• **Data shown**
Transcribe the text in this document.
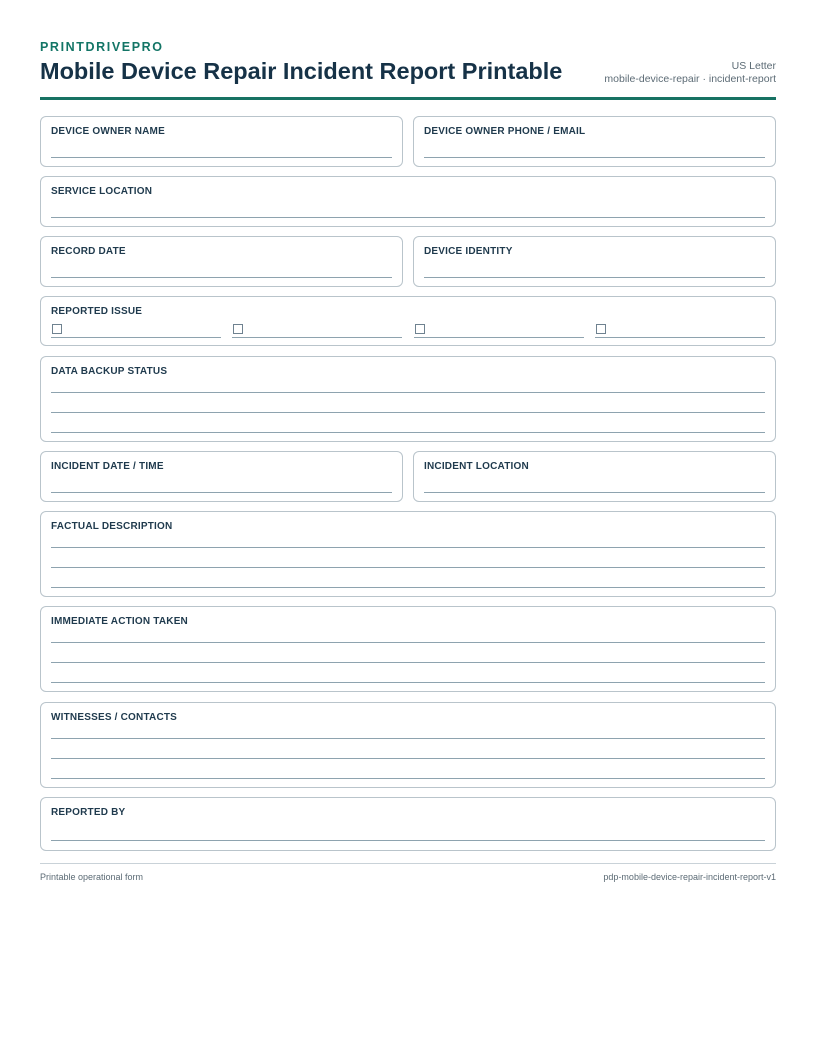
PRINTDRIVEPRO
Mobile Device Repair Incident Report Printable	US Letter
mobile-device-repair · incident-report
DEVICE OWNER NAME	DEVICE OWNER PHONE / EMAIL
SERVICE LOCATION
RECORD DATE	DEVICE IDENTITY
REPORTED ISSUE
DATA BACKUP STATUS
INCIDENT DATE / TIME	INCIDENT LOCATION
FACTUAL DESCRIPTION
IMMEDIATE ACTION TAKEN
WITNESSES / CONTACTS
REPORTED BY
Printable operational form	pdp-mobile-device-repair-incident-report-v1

• **Task directions**
Copy out all of the material exactly as written, without its pictures.

• **Written answer**
Transcribe the text in this document.
PRINTDRIVEPRO
Mobile Device Repair Incident Report Printable	US Letter
mobile-device-repair · incident-report
DEVICE OWNER NAME	DEVICE OWNER PHONE / EMAIL
SERVICE LOCATION
RECORD DATE	DEVICE IDENTITY
REPORTED ISSUE
DATA BACKUP STATUS
INCIDENT DATE / TIME	INCIDENT LOCATION
FACTUAL DESCRIPTION
IMMEDIATE ACTION TAKEN
WITNESSES / CONTACTS
REPORTED BY
Printable operational form	pdp-mobile-device-repair-incident-report-v1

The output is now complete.